=== Provided information ===

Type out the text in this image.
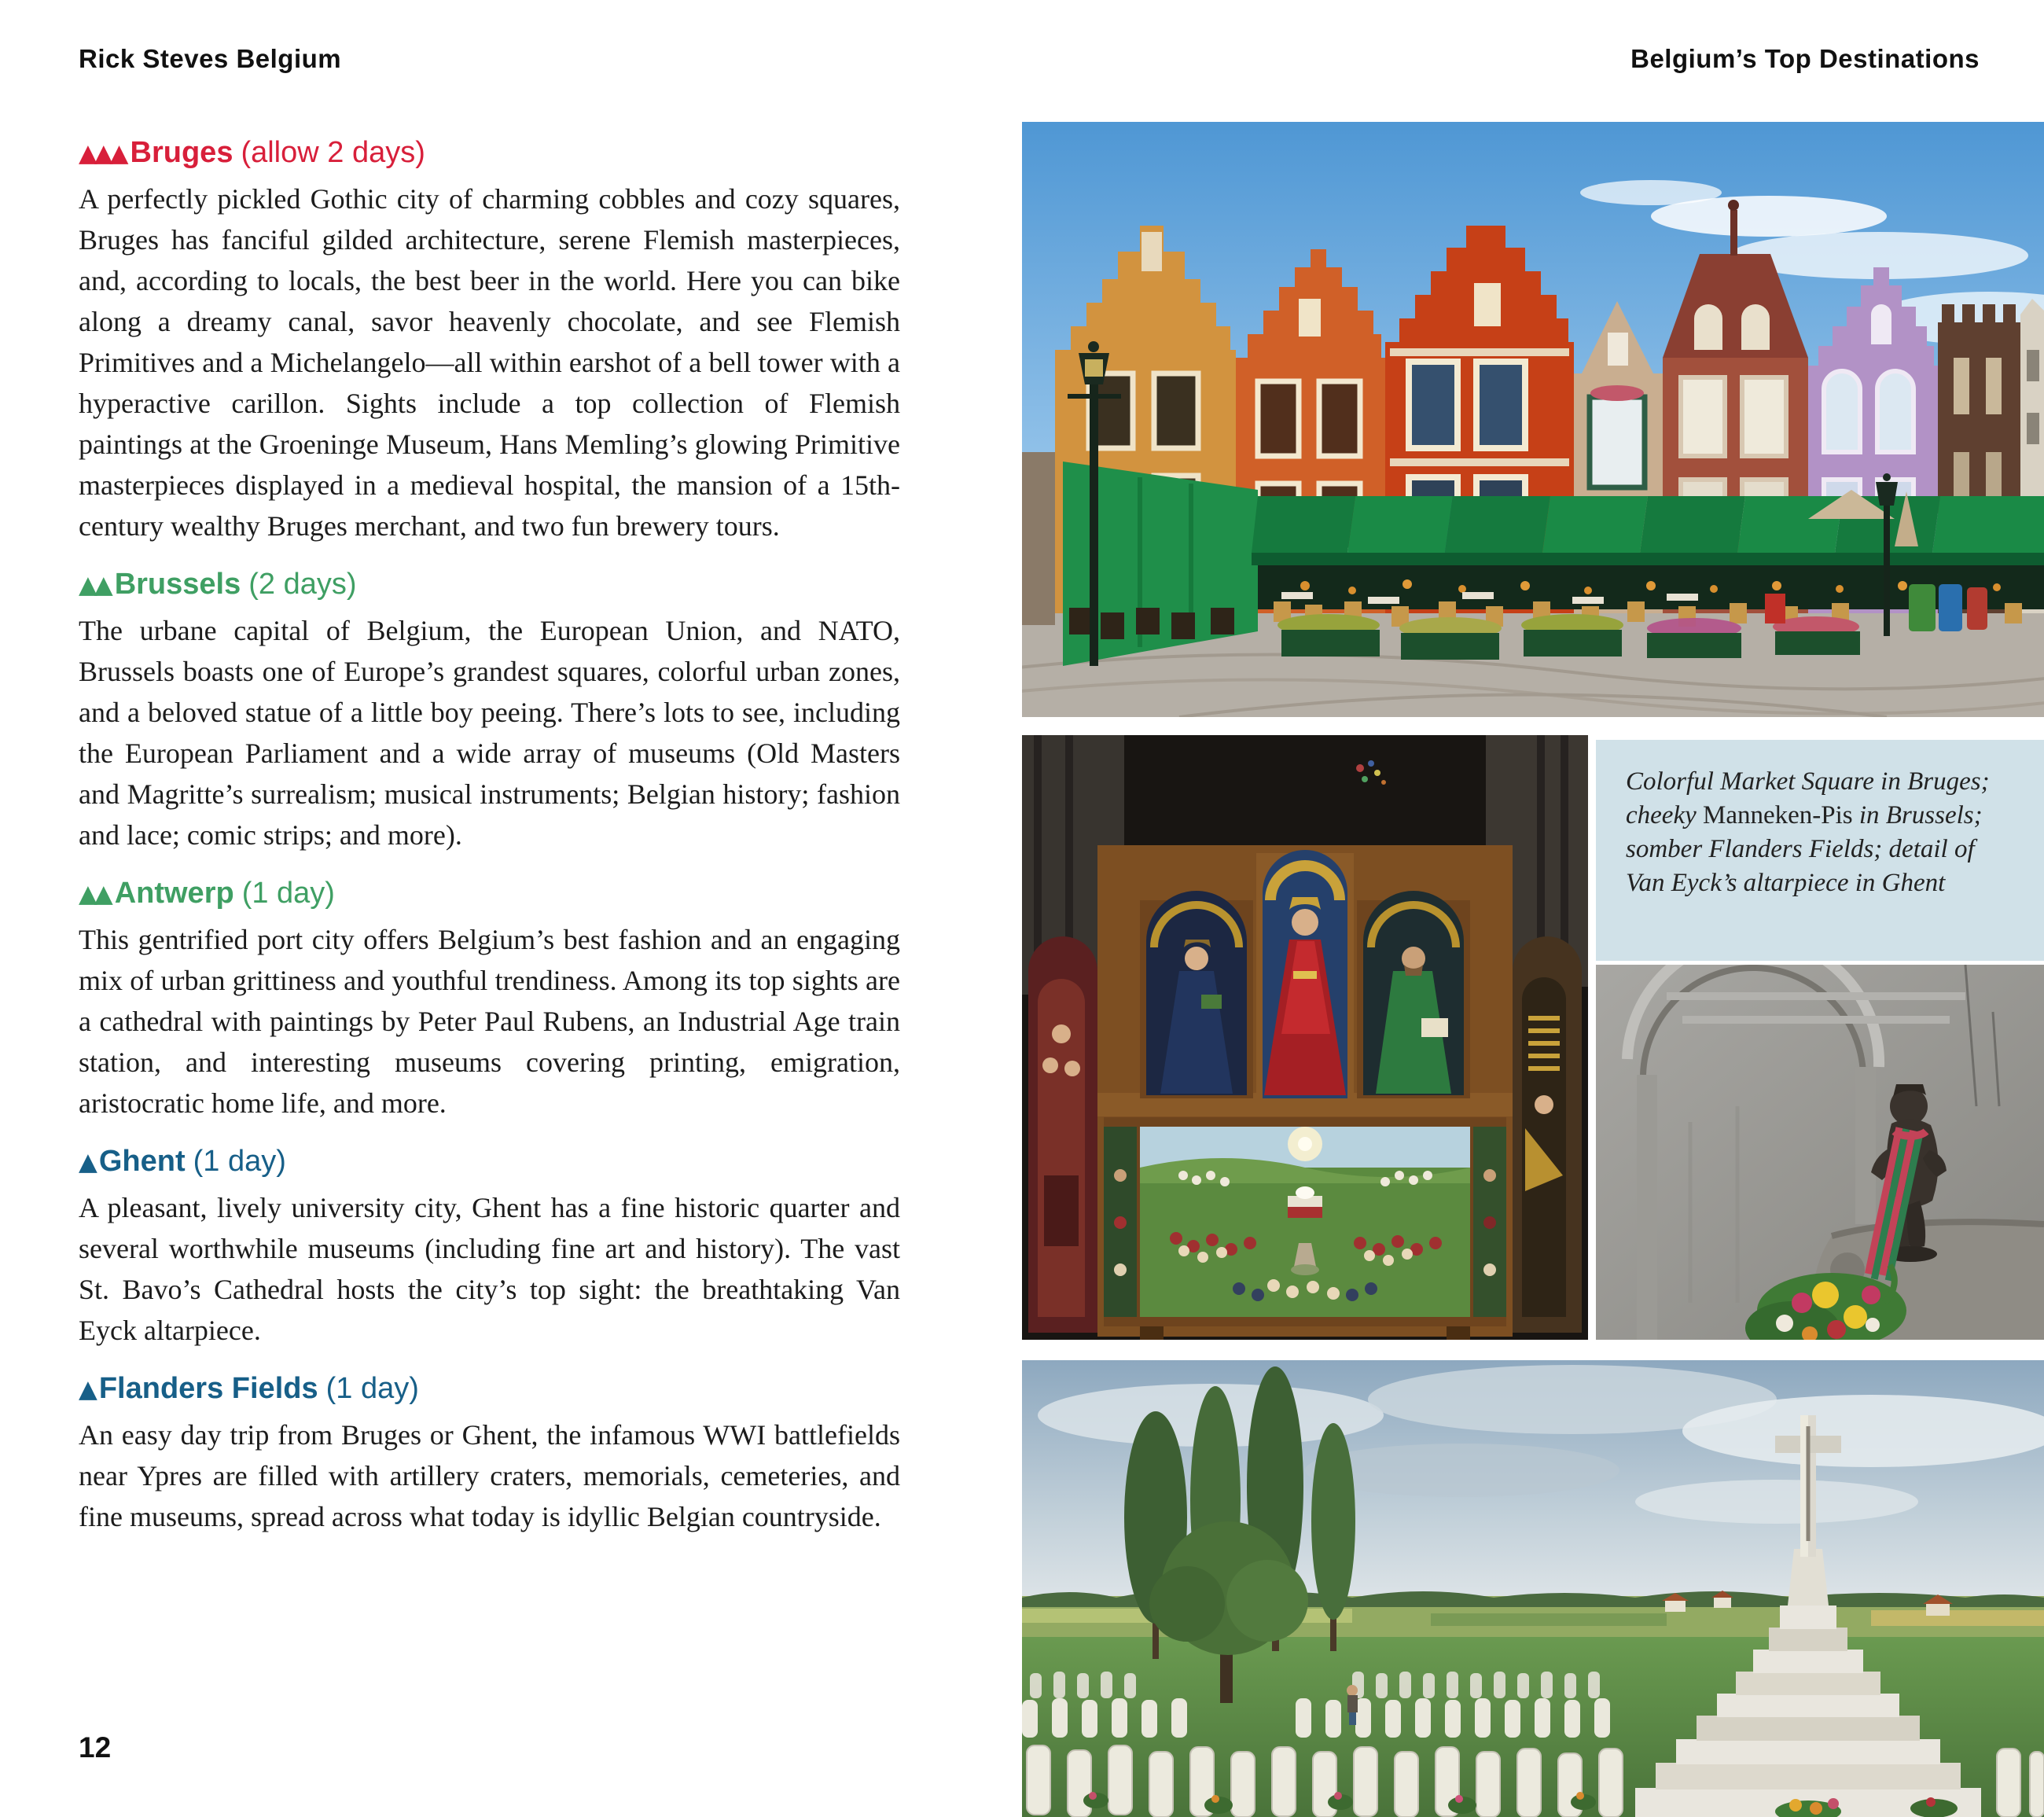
Rick Steves Belgium	Belgium’s Top Destinations
▲▲▲ Bruges (allow 2 days)

A perfectly pickled Gothic city of charming cobbles and cozy squares, Bruges has fanciful gilded architecture, serene Flemish masterpieces, and, according to locals, the best beer in the world. Here you can bike along a dreamy canal, savor heavenly chocolate, and see Flemish Primitives and a Michelangelo—all within earshot of a bell tower with a hyperactive carillon. Sights include a top collection of Flemish paintings at the Groeninge Museum, Hans Memling’s glowing Primitive masterpieces displayed in a medieval hospital, the mansion of a 15th-century wealthy Bruges merchant, and two fun brewery tours.

▲▲ Brussels (2 days)

The urbane capital of Belgium, the European Union, and NATO, Brussels boasts one of Europe’s grandest squares, colorful urban zones, and a beloved statue of a little boy peeing. There’s lots to see, including the European Parliament and a wide array of museums (Old Masters and Magritte’s surrealism; musical instruments; Belgian history; fashion and lace; comic strips; and more).

▲▲ Antwerp (1 day)

This gentrified port city offers Belgium’s best fashion and an engaging mix of urban grittiness and youthful trendiness. Among its top sights are a cathedral with paintings by Peter Paul Rubens, an Industrial Age train station, and interesting museums covering printing, emigration, aristocratic home life, and more.

▲ Ghent (1 day)

A pleasant, lively university city, Ghent has a fine historic quarter and several worthwhile museums (including fine art and history). The vast St. Bavo’s Cathedral hosts the city’s top sight: the breathtaking Van Eyck altarpiece.

▲ Flanders Fields (1 day)

An easy day trip from Bruges or Ghent, the infamous WWI battlefields near Ypres are filled with artillery craters, memorials, cemeteries, and fine museums, spread across what today is idyllic Belgian countryside.

Colorful Market Square in Bruges; cheeky Manneken-Pis in Brussels; somber Flanders Fields; detail of Van Eyck’s altarpiece in Ghent
12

===

__What is being asked__: Where a line of the entries contains the word "Flanders", copy that line.

__Answer for the task__:
▲ Flanders Fields (1 day)
Colorful Market Square in Bruges; cheeky Manneken-Pis in Brussels; somber Flanders Fields; detail of Van Eyck’s altarpiece in Ghent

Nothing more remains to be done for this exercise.